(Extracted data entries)
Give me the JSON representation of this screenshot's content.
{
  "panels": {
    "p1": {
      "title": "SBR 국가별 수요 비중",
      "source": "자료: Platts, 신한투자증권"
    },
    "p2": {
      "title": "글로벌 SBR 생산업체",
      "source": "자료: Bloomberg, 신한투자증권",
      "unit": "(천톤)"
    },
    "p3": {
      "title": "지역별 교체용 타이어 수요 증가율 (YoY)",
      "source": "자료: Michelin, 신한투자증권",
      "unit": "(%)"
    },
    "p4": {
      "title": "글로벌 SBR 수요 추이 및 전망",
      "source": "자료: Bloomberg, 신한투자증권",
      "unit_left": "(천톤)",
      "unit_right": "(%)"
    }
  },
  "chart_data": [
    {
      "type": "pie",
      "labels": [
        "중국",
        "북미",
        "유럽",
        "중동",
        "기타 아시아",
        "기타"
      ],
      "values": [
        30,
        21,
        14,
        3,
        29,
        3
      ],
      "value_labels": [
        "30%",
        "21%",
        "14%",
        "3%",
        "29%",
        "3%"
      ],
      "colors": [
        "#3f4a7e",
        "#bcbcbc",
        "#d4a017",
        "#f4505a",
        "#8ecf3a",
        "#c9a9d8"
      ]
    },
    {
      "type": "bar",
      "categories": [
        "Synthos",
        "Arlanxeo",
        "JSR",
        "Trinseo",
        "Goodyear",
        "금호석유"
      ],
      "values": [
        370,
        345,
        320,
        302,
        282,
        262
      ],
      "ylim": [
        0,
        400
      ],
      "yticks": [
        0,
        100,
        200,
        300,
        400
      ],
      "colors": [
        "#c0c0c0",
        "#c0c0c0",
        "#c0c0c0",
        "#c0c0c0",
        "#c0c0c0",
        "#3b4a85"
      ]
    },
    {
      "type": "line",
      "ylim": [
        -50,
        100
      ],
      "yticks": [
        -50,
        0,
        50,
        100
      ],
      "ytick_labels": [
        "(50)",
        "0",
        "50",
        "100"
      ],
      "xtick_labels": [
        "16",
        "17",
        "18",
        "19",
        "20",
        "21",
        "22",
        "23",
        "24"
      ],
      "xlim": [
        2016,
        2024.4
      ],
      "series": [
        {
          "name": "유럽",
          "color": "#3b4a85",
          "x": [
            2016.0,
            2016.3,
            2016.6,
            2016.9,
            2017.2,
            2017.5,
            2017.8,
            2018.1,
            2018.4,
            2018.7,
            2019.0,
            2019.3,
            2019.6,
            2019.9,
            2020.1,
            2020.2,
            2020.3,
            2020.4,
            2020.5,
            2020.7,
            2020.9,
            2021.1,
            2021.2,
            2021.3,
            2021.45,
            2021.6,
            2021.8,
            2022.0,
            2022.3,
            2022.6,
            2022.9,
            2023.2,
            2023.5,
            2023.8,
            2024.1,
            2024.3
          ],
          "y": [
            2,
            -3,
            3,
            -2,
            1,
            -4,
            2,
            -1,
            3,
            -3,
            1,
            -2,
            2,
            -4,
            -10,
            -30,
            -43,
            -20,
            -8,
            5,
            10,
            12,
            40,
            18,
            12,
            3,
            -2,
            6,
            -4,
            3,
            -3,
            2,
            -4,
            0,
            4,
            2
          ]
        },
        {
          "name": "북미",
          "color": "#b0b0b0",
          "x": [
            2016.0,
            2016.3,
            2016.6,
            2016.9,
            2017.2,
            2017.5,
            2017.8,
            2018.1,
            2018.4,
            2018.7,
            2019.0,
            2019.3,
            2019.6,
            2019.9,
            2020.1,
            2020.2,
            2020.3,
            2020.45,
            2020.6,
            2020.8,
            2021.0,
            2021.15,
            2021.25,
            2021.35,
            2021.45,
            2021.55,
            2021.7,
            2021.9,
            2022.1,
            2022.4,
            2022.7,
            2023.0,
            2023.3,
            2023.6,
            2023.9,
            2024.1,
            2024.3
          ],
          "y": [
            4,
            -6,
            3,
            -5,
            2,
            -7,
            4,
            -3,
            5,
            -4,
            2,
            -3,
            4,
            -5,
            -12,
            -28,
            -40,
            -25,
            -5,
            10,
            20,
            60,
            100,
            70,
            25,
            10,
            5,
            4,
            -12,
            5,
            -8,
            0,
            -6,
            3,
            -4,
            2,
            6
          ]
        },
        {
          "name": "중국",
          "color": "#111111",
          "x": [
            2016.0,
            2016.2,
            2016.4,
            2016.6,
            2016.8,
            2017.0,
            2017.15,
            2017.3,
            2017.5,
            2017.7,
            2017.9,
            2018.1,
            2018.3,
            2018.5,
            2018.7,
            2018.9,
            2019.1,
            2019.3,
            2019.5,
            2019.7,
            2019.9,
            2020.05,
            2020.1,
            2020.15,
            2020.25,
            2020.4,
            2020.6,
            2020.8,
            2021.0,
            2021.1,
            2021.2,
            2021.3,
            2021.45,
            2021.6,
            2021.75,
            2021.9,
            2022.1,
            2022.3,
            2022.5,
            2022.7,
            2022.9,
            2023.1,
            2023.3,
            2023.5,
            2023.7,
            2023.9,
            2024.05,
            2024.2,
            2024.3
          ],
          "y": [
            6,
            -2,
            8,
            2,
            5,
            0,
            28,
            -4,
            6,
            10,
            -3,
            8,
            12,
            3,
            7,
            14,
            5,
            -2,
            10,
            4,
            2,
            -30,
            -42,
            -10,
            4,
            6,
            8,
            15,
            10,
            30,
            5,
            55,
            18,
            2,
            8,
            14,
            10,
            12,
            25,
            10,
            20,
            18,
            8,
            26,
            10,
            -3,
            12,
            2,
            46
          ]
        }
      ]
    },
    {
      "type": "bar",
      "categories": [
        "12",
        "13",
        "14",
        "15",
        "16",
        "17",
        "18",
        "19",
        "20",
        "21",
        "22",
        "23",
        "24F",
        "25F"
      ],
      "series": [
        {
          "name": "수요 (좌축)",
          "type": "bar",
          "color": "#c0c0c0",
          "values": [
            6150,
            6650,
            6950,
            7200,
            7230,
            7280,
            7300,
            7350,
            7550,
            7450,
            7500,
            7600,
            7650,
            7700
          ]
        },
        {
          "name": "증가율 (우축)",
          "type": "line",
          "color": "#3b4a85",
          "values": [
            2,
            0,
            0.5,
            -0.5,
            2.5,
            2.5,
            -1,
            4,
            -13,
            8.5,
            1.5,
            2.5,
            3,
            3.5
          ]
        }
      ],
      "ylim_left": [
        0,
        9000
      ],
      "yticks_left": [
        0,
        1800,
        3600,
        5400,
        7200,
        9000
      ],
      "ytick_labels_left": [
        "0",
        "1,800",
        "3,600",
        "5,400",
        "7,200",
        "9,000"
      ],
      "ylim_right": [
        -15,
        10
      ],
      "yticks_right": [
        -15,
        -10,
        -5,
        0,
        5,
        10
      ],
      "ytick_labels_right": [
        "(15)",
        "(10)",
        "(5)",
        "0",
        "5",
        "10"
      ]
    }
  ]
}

Task goal:
Your task is to repeat every entry exactly.

Solution:
Give me the JSON representation of this screenshot's content.
{
  "panels": {
    "p1": {
      "title": "SBR 국가별 수요 비중",
      "source": "자료: Platts, 신한투자증권"
    },
    "p2": {
      "title": "글로벌 SBR 생산업체",
      "source": "자료: Bloomberg, 신한투자증권",
      "unit": "(천톤)"
    },
    "p3": {
      "title": "지역별 교체용 타이어 수요 증가율 (YoY)",
      "source": "자료: Michelin, 신한투자증권",
      "unit": "(%)"
    },
    "p4": {
      "title": "글로벌 SBR 수요 추이 및 전망",
      "source": "자료: Bloomberg, 신한투자증권",
      "unit_left": "(천톤)",
      "unit_right": "(%)"
    }
  },
  "chart_data": [
    {
      "type": "pie",
      "labels": [
        "중국",
        "북미",
        "유럽",
        "중동",
        "기타 아시아",
        "기타"
      ],
      "values": [
        30,
        21,
        14,
        3,
        29,
        3
      ],
      "value_labels": [
        "30%",
        "21%",
        "14%",
        "3%",
        "29%",
        "3%"
      ],
      "colors": [
        "#3f4a7e",
        "#bcbcbc",
        "#d4a017",
        "#f4505a",
        "#8ecf3a",
        "#c9a9d8"
      ]
    },
    {
      "type": "bar",
      "categories": [
        "Synthos",
        "Arlanxeo",
        "JSR",
        "Trinseo",
        "Goodyear",
        "금호석유"
      ],
      "values": [
        370,
        345,
        320,
        302,
        282,
        262
      ],
      "ylim": [
        0,
        400
      ],
      "yticks": [
        0,
        100,
        200,
        300,
        400
      ],
      "colors": [
        "#c0c0c0",
        "#c0c0c0",
        "#c0c0c0",
        "#c0c0c0",
        "#c0c0c0",
        "#3b4a85"
      ]
    },
    {
      "type": "line",
      "ylim": [
        -50,
        100
      ],
      "yticks": [
        -50,
        0,
        50,
        100
      ],
      "ytick_labels": [
        "(50)",
        "0",
        "50",
        "100"
      ],
      "xtick_labels": [
        "16",
        "17",
        "18",
        "19",
        "20",
        "21",
        "22",
        "23",
        "24"
      ],
      "xlim": [
        2016,
        2024.4
      ],
      "series": [
        {
          "name": "유럽",
          "color": "#3b4a85",
          "x": [
            2016.0,
            2016.3,
            2016.6,
            2016.9,
            2017.2,
            2017.5,
            2017.8,
            2018.1,
            2018.4,
            2018.7,
            2019.0,
            2019.3,
            2019.6,
            2019.9,
            2020.1,
            2020.2,
            2020.3,
            2020.4,
            2020.5,
            2020.7,
            2020.9,
            2021.1,
            2021.2,
            2021.3,
            2021.45,
            2021.6,
            2021.8,
            2022.0,
            2022.3,
            2022.6,
            2022.9,
            2023.2,
            2023.5,
            2023.8,
            2024.1,
            2024.3
          ],
          "y": [
            2,
            -3,
            3,
            -2,
            1,
            -4,
            2,
            -1,
            3,
            -3,
            1,
            -2,
            2,
            -4,
            -10,
            -30,
            -43,
            -20,
            -8,
            5,
            10,
            12,
            40,
            18,
            12,
            3,
            -2,
            6,
            -4,
            3,
            -3,
            2,
            -4,
            0,
            4,
            2
          ]
        },
        {
          "name": "북미",
          "color": "#b0b0b0",
          "x": [
            2016.0,
            2016.3,
            2016.6,
            2016.9,
            2017.2,
            2017.5,
            2017.8,
            2018.1,
            2018.4,
            2018.7,
            2019.0,
            2019.3,
            2019.6,
            2019.9,
            2020.1,
            2020.2,
            2020.3,
            2020.45,
            2020.6,
            2020.8,
            2021.0,
            2021.15,
            2021.25,
            2021.35,
            2021.45,
            2021.55,
            2021.7,
            2021.9,
            2022.1,
            2022.4,
            2022.7,
            2023.0,
            2023.3,
            2023.6,
            2023.9,
            2024.1,
            2024.3
          ],
          "y": [
            4,
            -6,
            3,
            -5,
            2,
            -7,
            4,
            -3,
            5,
            -4,
            2,
            -3,
            4,
            -5,
            -12,
            -28,
            -40,
            -25,
            -5,
            10,
            20,
            60,
            100,
            70,
            25,
            10,
            5,
            4,
            -12,
            5,
            -8,
            0,
            -6,
            3,
            -4,
            2,
            6
          ]
        },
        {
          "name": "중국",
          "color": "#111111",
          "x": [
            2016.0,
            2016.2,
            2016.4,
            2016.6,
            2016.8,
            2017.0,
            2017.15,
            2017.3,
            2017.5,
            2017.7,
            2017.9,
            2018.1,
            2018.3,
            2018.5,
            2018.7,
            2018.9,
            2019.1,
            2019.3,
            2019.5,
            2019.7,
            2019.9,
            2020.05,
            2020.1,
            2020.15,
            2020.25,
            2020.4,
            2020.6,
            2020.8,
            2021.0,
            2021.1,
            2021.2,
            2021.3,
            2021.45,
            2021.6,
            2021.75,
            2021.9,
            2022.1,
            2022.3,
            2022.5,
            2022.7,
            2022.9,
            2023.1,
            2023.3,
            2023.5,
            2023.7,
            2023.9,
            2024.05,
            2024.2,
            2024.3
          ],
          "y": [
            6,
            -2,
            8,
            2,
            5,
            0,
            28,
            -4,
            6,
            10,
            -3,
            8,
            12,
            3,
            7,
            14,
            5,
            -2,
            10,
            4,
            2,
            -30,
            -42,
            -10,
            4,
            6,
            8,
            15,
            10,
            30,
            5,
            55,
            18,
            2,
            8,
            14,
            10,
            12,
            25,
            10,
            20,
            18,
            8,
            26,
            10,
            -3,
            12,
            2,
            46
          ]
        }
      ]
    },
    {
      "type": "bar",
      "categories": [
        "12",
        "13",
        "14",
        "15",
        "16",
        "17",
        "18",
        "19",
        "20",
        "21",
        "22",
        "23",
        "24F",
        "25F"
      ],
      "series": [
        {
          "name": "수요 (좌축)",
          "type": "bar",
          "color": "#c0c0c0",
          "values": [
            6150,
            6650,
            6950,
            7200,
            7230,
            7280,
            7300,
            7350,
            7550,
            7450,
            7500,
            7600,
            7650,
            7700
          ]
        },
        {
          "name": "증가율 (우축)",
          "type": "line",
          "color": "#3b4a85",
          "values": [
            2,
            0,
            0.5,
            -0.5,
            2.5,
            2.5,
            -1,
            4,
            -13,
            8.5,
            1.5,
            2.5,
            3,
            3.5
          ]
        }
      ],
      "ylim_left": [
        0,
        9000
      ],
      "yticks_left": [
        0,
        1800,
        3600,
        5400,
        7200,
        9000
      ],
      "ytick_labels_left": [
        "0",
        "1,800",
        "3,600",
        "5,400",
        "7,200",
        "9,000"
      ],
      "ylim_right": [
        -15,
        10
      ],
      "yticks_right": [
        -15,
        -10,
        -5,
        0,
        5,
        10
      ],
      "ytick_labels_right": [
        "(15)",
        "(10)",
        "(5)",
        "0",
        "5",
        "10"
      ]
    }
  ]
}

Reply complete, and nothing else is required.